+++ RECORDS FOR THE EXERCISE

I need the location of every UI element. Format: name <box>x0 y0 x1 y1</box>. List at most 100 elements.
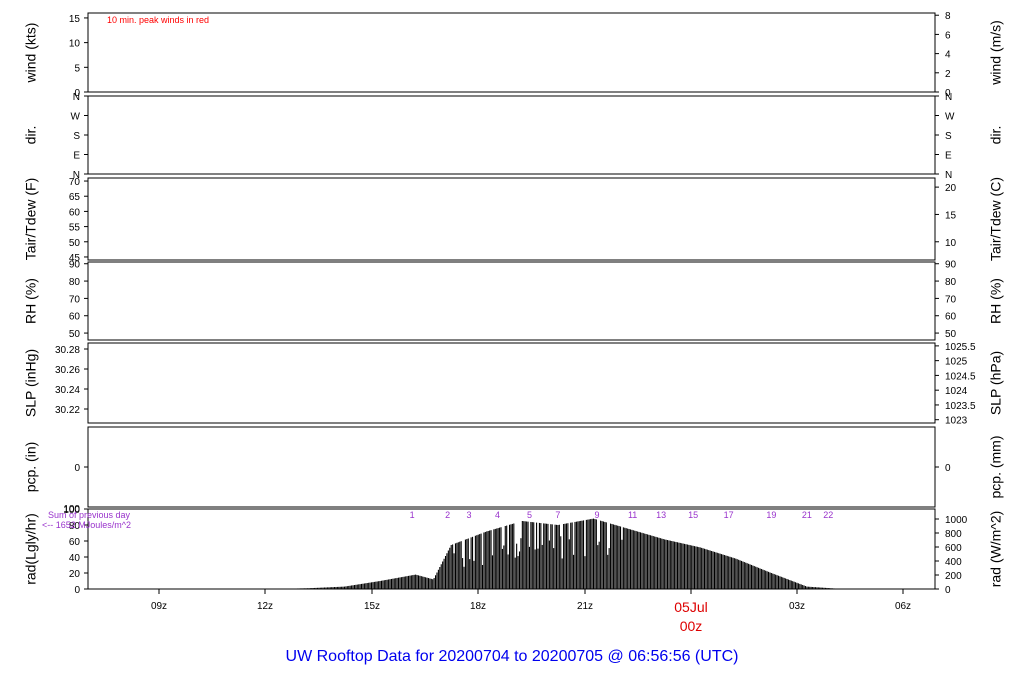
time-axis-tick-label: 18z <box>470 601 486 612</box>
panel-rad-left-tick-label: 60 <box>69 537 81 548</box>
panel-temp-left-tick-label: 70 <box>69 177 81 188</box>
panel-pcp-left-label: pcp. (in) <box>23 442 39 493</box>
rad-marker: 5 <box>527 510 532 520</box>
time-axis-tick-label: 06z <box>895 601 911 612</box>
rad-top-label: 100 <box>63 504 80 515</box>
panel-rh-left-tick-label: 70 <box>69 294 81 305</box>
panel-rad-right-tick-label: 800 <box>945 529 962 540</box>
panel-wind-left-tick-label: 0 <box>74 88 80 99</box>
panel-slp-left-tick-label: 30.28 <box>55 345 80 356</box>
panel-pcp-frame <box>87 426 936 508</box>
panel-temp-right-tick-label: 20 <box>945 183 957 194</box>
panel-rad-left-tick-label: 80 <box>69 521 81 532</box>
panel-temp-right-tick-label: 15 <box>945 210 957 221</box>
panel-rh-right-tick-label: 70 <box>945 294 957 305</box>
panel-rh-right-tick-label: 80 <box>945 277 957 288</box>
panel-slp-left-tick-label: 30.22 <box>55 405 80 416</box>
panel-dir-left-tick-label: S <box>73 131 80 142</box>
panel-temp-left-label: Tair/Tdew (F) <box>23 178 39 260</box>
rad-marker: 22 <box>823 510 833 520</box>
panel-rh-right-tick-label: 60 <box>945 312 957 323</box>
time-axis-date-label: 05Jul <box>674 599 707 615</box>
panel-rad-right-tick-label: 400 <box>945 557 962 568</box>
panel-rh-left-tick-label: 80 <box>69 277 81 288</box>
panel-dir-right-label: dir. <box>988 126 1004 145</box>
panel-temp-left-tick-label: 65 <box>69 192 81 203</box>
rad-marker: 4 <box>495 510 500 520</box>
panel-pcp-right-tick-label: 0 <box>945 463 951 474</box>
panel-rad-right-tick-label: 200 <box>945 571 962 582</box>
panel-temp-left-tick-label: 50 <box>69 238 81 249</box>
panel-slp-right-tick-label: 1024 <box>945 386 968 397</box>
panel-rh-right-tick-label: 90 <box>945 260 957 271</box>
rad-marker: 11 <box>628 510 637 520</box>
panel-wind-right-tick-label: 4 <box>945 50 951 61</box>
panel-rad-left-label: rad(Lgly/hr) <box>23 513 39 585</box>
panel-wind-right-tick-label: 0 <box>945 88 951 99</box>
panel-wind-frame <box>87 12 936 93</box>
panel-slp-left-label: SLP (inHg) <box>23 349 39 417</box>
panel-slp-right-tick-label: 1023 <box>945 416 968 427</box>
panel-slp-right-tick-label: 1025 <box>945 357 968 368</box>
panel-wind-left-tick-label: 15 <box>69 14 81 25</box>
panel-dir-frame <box>87 95 936 175</box>
time-axis-hour-label: 00z <box>680 618 703 634</box>
panel-pcp-right-label: pcp. (mm) <box>988 436 1004 499</box>
panel-dir-right-tick-label: W <box>945 112 955 123</box>
panel-rh-right-tick-label: 50 <box>945 329 957 340</box>
panel-wind-left-label: wind (kts) <box>23 23 39 84</box>
rad-marker: 3 <box>466 510 471 520</box>
panel-dir-right-tick-label: N <box>945 170 952 181</box>
panel-slp-frame <box>87 342 936 424</box>
chart-title: UW Rooftop Data for 20200704 to 20200705… <box>285 648 739 665</box>
panel-slp-right-label: SLP (hPa) <box>988 351 1004 415</box>
rad-sum-annotation: Sum of previous day <box>48 510 131 520</box>
panel-rad-right-tick-label: 1000 <box>945 515 968 526</box>
panel-dir-left-tick-label: N <box>73 92 80 103</box>
panel-wind-right-tick-label: 8 <box>945 11 951 22</box>
panel-slp-right-tick-label: 1025.5 <box>945 342 976 353</box>
rad-marker: 2 <box>445 510 450 520</box>
panel-dir-left-label: dir. <box>23 126 39 145</box>
panel-rh-frame <box>87 261 936 341</box>
panel-rad-left-tick-label: 0 <box>74 585 80 596</box>
time-axis-tick-label: 15z <box>364 601 380 612</box>
rad-sum-value: <-- 1652 MJoules/m^2 <box>42 520 131 530</box>
panel-temp-left-tick-label: 60 <box>69 207 81 218</box>
panel-dir-left-tick-label: N <box>73 170 80 181</box>
wind-peak-annotation: 10 min. peak winds in red <box>107 15 209 25</box>
panel-dir-left-tick-label: E <box>73 151 80 162</box>
panel-rad-right-label: rad (W/m^2) <box>988 511 1004 588</box>
panel-slp-left-tick-label: 30.24 <box>55 385 80 396</box>
panel-rh-left-tick-label: 60 <box>69 312 81 323</box>
rad-marker: 15 <box>688 510 698 520</box>
panel-rad-left-tick-label: 100 <box>63 505 80 516</box>
panel-slp-right-tick-label: 1023.5 <box>945 401 976 412</box>
panel-dir-left-tick-label: W <box>71 112 81 123</box>
rad-marker: 9 <box>595 510 600 520</box>
rad-marker: 7 <box>555 510 560 520</box>
panel-rad-right-tick-label: 0 <box>945 585 951 596</box>
rad-marker: 21 <box>802 510 812 520</box>
panel-wind-left-tick-label: 5 <box>74 63 80 74</box>
panel-dir-right-tick-label: N <box>945 92 952 103</box>
panel-rad-right-tick-label: 600 <box>945 543 962 554</box>
panel-temp-left-tick-label: 45 <box>69 253 81 264</box>
time-axis-tick-label: 12z <box>257 601 273 612</box>
time-axis-tick-label: 09z <box>151 601 167 612</box>
panel-dir-right-tick-label: E <box>945 151 952 162</box>
panel-slp-left-tick-label: 30.26 <box>55 365 80 376</box>
panel-rh-left-tick-label: 90 <box>69 260 81 271</box>
panel-slp-right-tick-label: 1024.5 <box>945 371 976 382</box>
panel-rh-left-label: RH (%) <box>23 278 39 324</box>
time-axis-tick-label: 21z <box>577 601 593 612</box>
rad-marker: 1 <box>410 510 415 520</box>
panel-rh-left-tick-label: 50 <box>69 329 81 340</box>
rad-marker: 13 <box>656 510 666 520</box>
panel-rad-left-tick-label: 20 <box>69 569 81 580</box>
rad-marker: 19 <box>766 510 776 520</box>
rad-marker: 17 <box>724 510 734 520</box>
panel-temp-frame <box>87 177 936 261</box>
panel-wind-right-tick-label: 2 <box>945 69 951 80</box>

++++++

◆ PROBLEM REQUIREMENTS:
Print every line above again without changing anything, and leave out the pictures.

◆ SOLUTION BELOW:
I need the location of every UI element. Format: name <box>x0 y0 x1 y1</box>. List at most 100 elements.
time-axis-tick-label: 18z <box>470 601 486 612</box>
panel-rad-left-tick-label: 60 <box>69 537 81 548</box>
panel-temp-left-tick-label: 70 <box>69 177 81 188</box>
panel-pcp-left-label: pcp. (in) <box>23 442 39 493</box>
rad-marker: 5 <box>527 510 532 520</box>
time-axis-tick-label: 06z <box>895 601 911 612</box>
rad-top-label: 100 <box>63 504 80 515</box>
panel-rh-left-tick-label: 70 <box>69 294 81 305</box>
panel-rad-right-tick-label: 800 <box>945 529 962 540</box>
panel-wind-left-tick-label: 0 <box>74 88 80 99</box>
panel-slp-left-tick-label: 30.28 <box>55 345 80 356</box>
panel-pcp-frame <box>87 426 936 508</box>
panel-temp-right-tick-label: 20 <box>945 183 957 194</box>
panel-rad-left-tick-label: 80 <box>69 521 81 532</box>
panel-temp-right-tick-label: 15 <box>945 210 957 221</box>
panel-rh-right-tick-label: 70 <box>945 294 957 305</box>
panel-rh-right-tick-label: 80 <box>945 277 957 288</box>
panel-slp-left-tick-label: 30.22 <box>55 405 80 416</box>
panel-dir-left-tick-label: S <box>73 131 80 142</box>
panel-temp-left-label: Tair/Tdew (F) <box>23 178 39 260</box>
rad-marker: 22 <box>823 510 833 520</box>
panel-rh-right-tick-label: 60 <box>945 312 957 323</box>
time-axis-date-label: 05Jul <box>674 599 707 615</box>
panel-rad-right-tick-label: 400 <box>945 557 962 568</box>
panel-rh-left-tick-label: 80 <box>69 277 81 288</box>
panel-dir-right-label: dir. <box>988 126 1004 145</box>
panel-temp-left-tick-label: 65 <box>69 192 81 203</box>
rad-marker: 4 <box>495 510 500 520</box>
panel-pcp-right-tick-label: 0 <box>945 463 951 474</box>
panel-rad-right-tick-label: 200 <box>945 571 962 582</box>
panel-temp-left-tick-label: 50 <box>69 238 81 249</box>
panel-slp-right-tick-label: 1024 <box>945 386 968 397</box>
panel-rh-right-tick-label: 90 <box>945 260 957 271</box>
rad-marker: 11 <box>628 510 637 520</box>
panel-wind-right-tick-label: 4 <box>945 50 951 61</box>
panel-rad-left-label: rad(Lgly/hr) <box>23 513 39 585</box>
panel-wind-right-tick-label: 0 <box>945 88 951 99</box>
panel-wind-frame <box>87 12 936 93</box>
panel-slp-left-label: SLP (inHg) <box>23 349 39 417</box>
panel-slp-right-tick-label: 1023 <box>945 416 968 427</box>
panel-slp-right-tick-label: 1025 <box>945 357 968 368</box>
panel-wind-left-tick-label: 15 <box>69 14 81 25</box>
panel-dir-frame <box>87 95 936 175</box>
time-axis-hour-label: 00z <box>680 618 703 634</box>
panel-pcp-right-label: pcp. (mm) <box>988 436 1004 499</box>
panel-dir-right-tick-label: W <box>945 112 955 123</box>
panel-rh-right-tick-label: 50 <box>945 329 957 340</box>
panel-wind-left-label: wind (kts) <box>23 23 39 84</box>
rad-marker: 3 <box>466 510 471 520</box>
panel-dir-right-tick-label: N <box>945 170 952 181</box>
panel-slp-frame <box>87 342 936 424</box>
chart-title: UW Rooftop Data for 20200704 to 20200705… <box>285 648 739 665</box>
panel-slp-right-label: SLP (hPa) <box>988 351 1004 415</box>
rad-sum-annotation: Sum of previous day <box>48 510 131 520</box>
panel-rad-right-tick-label: 1000 <box>945 515 968 526</box>
panel-dir-left-tick-label: N <box>73 92 80 103</box>
panel-wind-right-tick-label: 8 <box>945 11 951 22</box>
panel-slp-right-tick-label: 1025.5 <box>945 342 976 353</box>
rad-marker: 2 <box>445 510 450 520</box>
panel-dir-left-label: dir. <box>23 126 39 145</box>
panel-rh-frame <box>87 261 936 341</box>
panel-rad-left-tick-label: 0 <box>74 585 80 596</box>
time-axis-tick-label: 15z <box>364 601 380 612</box>
rad-sum-value: <-- 1652 MJoules/m^2 <box>42 520 131 530</box>
panel-temp-left-tick-label: 60 <box>69 207 81 218</box>
panel-dir-left-tick-label: N <box>73 170 80 181</box>
wind-peak-annotation: 10 min. peak winds in red <box>107 15 209 25</box>
panel-dir-left-tick-label: E <box>73 151 80 162</box>
panel-rad-right-label: rad (W/m^2) <box>988 511 1004 588</box>
panel-slp-left-tick-label: 30.24 <box>55 385 80 396</box>
panel-rh-left-tick-label: 60 <box>69 312 81 323</box>
rad-marker: 15 <box>688 510 698 520</box>
panel-rad-left-tick-label: 100 <box>63 505 80 516</box>
panel-slp-right-tick-label: 1023.5 <box>945 401 976 412</box>
panel-dir-left-tick-label: W <box>71 112 81 123</box>
rad-marker: 9 <box>595 510 600 520</box>
rad-marker: 7 <box>555 510 560 520</box>
panel-rad-right-tick-label: 0 <box>945 585 951 596</box>
rad-marker: 21 <box>802 510 812 520</box>
panel-wind-left-tick-label: 5 <box>74 63 80 74</box>
panel-dir-right-tick-label: N <box>945 92 952 103</box>
panel-rad-right-tick-label: 600 <box>945 543 962 554</box>
panel-temp-left-tick-label: 45 <box>69 253 81 264</box>
time-axis-tick-label: 12z <box>257 601 273 612</box>
time-axis-tick-label: 09z <box>151 601 167 612</box>
panel-dir-right-tick-label: E <box>945 151 952 162</box>
panel-slp-left-tick-label: 30.26 <box>55 365 80 376</box>
panel-rh-left-tick-label: 90 <box>69 260 81 271</box>
panel-slp-right-tick-label: 1024.5 <box>945 371 976 382</box>
panel-rh-left-label: RH (%) <box>23 278 39 324</box>
time-axis-tick-label: 21z <box>577 601 593 612</box>
rad-marker: 1 <box>410 510 415 520</box>
panel-rh-left-tick-label: 50 <box>69 329 81 340</box>
rad-marker: 13 <box>656 510 666 520</box>
panel-rad-left-tick-label: 20 <box>69 569 81 580</box>
rad-marker: 19 <box>766 510 776 520</box>
rad-marker: 17 <box>724 510 734 520</box>
panel-temp-frame <box>87 177 936 261</box>
panel-wind-right-tick-label: 2 <box>945 69 951 80</box>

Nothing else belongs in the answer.